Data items
______
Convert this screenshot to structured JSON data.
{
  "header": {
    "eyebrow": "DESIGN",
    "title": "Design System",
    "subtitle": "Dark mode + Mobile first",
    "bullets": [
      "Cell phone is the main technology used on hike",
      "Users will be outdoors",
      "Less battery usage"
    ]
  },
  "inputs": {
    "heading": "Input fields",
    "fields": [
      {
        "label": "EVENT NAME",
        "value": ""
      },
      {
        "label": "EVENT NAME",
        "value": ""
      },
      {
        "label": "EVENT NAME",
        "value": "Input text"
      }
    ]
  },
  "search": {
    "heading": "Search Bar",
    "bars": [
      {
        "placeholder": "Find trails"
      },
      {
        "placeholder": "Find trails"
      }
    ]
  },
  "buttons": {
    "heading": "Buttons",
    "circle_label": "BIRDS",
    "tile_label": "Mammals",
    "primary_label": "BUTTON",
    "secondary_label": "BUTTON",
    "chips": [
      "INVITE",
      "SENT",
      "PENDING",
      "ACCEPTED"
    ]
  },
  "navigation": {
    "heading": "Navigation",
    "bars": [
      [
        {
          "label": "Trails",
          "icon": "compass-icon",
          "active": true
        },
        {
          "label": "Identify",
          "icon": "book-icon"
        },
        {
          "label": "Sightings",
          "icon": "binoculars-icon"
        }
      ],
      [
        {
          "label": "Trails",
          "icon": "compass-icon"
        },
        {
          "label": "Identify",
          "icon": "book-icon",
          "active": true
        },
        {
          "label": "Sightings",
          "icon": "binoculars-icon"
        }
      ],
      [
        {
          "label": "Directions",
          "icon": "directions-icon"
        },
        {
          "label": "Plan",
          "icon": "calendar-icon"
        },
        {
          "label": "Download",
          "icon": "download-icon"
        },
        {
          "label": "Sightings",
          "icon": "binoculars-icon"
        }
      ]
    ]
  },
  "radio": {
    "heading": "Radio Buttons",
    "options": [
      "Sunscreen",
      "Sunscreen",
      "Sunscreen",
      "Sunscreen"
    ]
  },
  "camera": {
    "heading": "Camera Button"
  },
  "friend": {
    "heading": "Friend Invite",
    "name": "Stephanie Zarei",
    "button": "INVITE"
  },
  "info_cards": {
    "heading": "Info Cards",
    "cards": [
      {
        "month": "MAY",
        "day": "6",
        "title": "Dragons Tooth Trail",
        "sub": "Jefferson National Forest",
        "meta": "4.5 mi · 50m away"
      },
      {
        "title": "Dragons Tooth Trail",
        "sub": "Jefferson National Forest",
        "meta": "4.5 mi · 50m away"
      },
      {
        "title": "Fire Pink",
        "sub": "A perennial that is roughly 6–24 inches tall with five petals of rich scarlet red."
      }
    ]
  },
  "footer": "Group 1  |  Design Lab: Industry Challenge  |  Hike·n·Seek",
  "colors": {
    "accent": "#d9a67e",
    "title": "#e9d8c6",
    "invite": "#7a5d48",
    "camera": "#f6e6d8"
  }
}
______
## Aim
Copy all of the data exactly.

## Answer to the task
Convert this screenshot to structured JSON data.
{
  "header": {
    "eyebrow": "DESIGN",
    "title": "Design System",
    "subtitle": "Dark mode + Mobile first",
    "bullets": [
      "Cell phone is the main technology used on hike",
      "Users will be outdoors",
      "Less battery usage"
    ]
  },
  "inputs": {
    "heading": "Input fields",
    "fields": [
      {
        "label": "EVENT NAME",
        "value": ""
      },
      {
        "label": "EVENT NAME",
        "value": ""
      },
      {
        "label": "EVENT NAME",
        "value": "Input text"
      }
    ]
  },
  "search": {
    "heading": "Search Bar",
    "bars": [
      {
        "placeholder": "Find trails"
      },
      {
        "placeholder": "Find trails"
      }
    ]
  },
  "buttons": {
    "heading": "Buttons",
    "circle_label": "BIRDS",
    "tile_label": "Mammals",
    "primary_label": "BUTTON",
    "secondary_label": "BUTTON",
    "chips": [
      "INVITE",
      "SENT",
      "PENDING",
      "ACCEPTED"
    ]
  },
  "navigation": {
    "heading": "Navigation",
    "bars": [
      [
        {
          "label": "Trails",
          "icon": "compass-icon",
          "active": true
        },
        {
          "label": "Identify",
          "icon": "book-icon"
        },
        {
          "label": "Sightings",
          "icon": "binoculars-icon"
        }
      ],
      [
        {
          "label": "Trails",
          "icon": "compass-icon"
        },
        {
          "label": "Identify",
          "icon": "book-icon",
          "active": true
        },
        {
          "label": "Sightings",
          "icon": "binoculars-icon"
        }
      ],
      [
        {
          "label": "Directions",
          "icon": "directions-icon"
        },
        {
          "label": "Plan",
          "icon": "calendar-icon"
        },
        {
          "label": "Download",
          "icon": "download-icon"
        },
        {
          "label": "Sightings",
          "icon": "binoculars-icon"
        }
      ]
    ]
  },
  "radio": {
    "heading": "Radio Buttons",
    "options": [
      "Sunscreen",
      "Sunscreen",
      "Sunscreen",
      "Sunscreen"
    ]
  },
  "camera": {
    "heading": "Camera Button"
  },
  "friend": {
    "heading": "Friend Invite",
    "name": "Stephanie Zarei",
    "button": "INVITE"
  },
  "info_cards": {
    "heading": "Info Cards",
    "cards": [
      {
        "month": "MAY",
        "day": "6",
        "title": "Dragons Tooth Trail",
        "sub": "Jefferson National Forest",
        "meta": "4.5 mi · 50m away"
      },
      {
        "title": "Dragons Tooth Trail",
        "sub": "Jefferson National Forest",
        "meta": "4.5 mi · 50m away"
      },
      {
        "title": "Fire Pink",
        "sub": "A perennial that is roughly 6–24 inches tall with five petals of rich scarlet red."
      }
    ]
  },
  "footer": "Group 1  |  Design Lab: Industry Challenge  |  Hike·n·Seek",
  "colors": {
    "accent": "#d9a67e",
    "title": "#e9d8c6",
    "invite": "#7a5d48",
    "camera": "#f6e6d8"
  }
}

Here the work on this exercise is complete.